| THE TASK |
Return the count of lines with the string "Temperature" in them, and nothing else.

| MATERIAL SHOWN |
________________

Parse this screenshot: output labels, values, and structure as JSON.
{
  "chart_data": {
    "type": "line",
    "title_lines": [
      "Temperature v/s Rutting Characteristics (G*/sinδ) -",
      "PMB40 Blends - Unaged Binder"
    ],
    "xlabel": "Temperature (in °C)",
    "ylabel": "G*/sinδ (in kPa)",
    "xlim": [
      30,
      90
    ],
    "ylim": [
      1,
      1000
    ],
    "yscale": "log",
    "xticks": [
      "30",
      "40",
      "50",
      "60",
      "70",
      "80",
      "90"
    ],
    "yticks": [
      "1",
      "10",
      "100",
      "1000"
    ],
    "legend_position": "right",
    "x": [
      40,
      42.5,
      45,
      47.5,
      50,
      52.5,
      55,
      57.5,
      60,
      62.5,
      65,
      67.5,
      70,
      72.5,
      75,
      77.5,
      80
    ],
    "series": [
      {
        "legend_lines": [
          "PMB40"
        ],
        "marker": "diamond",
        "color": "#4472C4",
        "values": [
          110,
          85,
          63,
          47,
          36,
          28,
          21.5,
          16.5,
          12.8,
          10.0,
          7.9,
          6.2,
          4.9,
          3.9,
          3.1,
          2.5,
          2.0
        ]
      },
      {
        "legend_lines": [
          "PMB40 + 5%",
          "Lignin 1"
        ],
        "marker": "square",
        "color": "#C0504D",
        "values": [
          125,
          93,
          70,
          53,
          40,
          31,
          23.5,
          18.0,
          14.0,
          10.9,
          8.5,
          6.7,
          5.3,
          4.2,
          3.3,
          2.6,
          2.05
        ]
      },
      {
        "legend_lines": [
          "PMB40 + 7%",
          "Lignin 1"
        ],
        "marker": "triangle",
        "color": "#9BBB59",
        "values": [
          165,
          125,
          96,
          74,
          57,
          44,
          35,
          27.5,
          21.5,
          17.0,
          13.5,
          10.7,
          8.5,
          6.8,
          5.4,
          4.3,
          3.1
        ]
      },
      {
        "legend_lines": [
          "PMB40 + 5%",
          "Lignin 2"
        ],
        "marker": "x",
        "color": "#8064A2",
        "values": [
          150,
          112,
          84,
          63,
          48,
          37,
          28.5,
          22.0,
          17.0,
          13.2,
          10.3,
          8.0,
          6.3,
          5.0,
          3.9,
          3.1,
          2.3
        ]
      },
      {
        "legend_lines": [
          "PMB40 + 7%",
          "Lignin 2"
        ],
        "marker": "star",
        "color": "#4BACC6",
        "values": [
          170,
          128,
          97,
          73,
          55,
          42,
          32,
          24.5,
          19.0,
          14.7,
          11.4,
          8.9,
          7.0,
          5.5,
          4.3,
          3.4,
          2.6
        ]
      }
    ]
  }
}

________________

| RESPONSE TO THE TASK |
2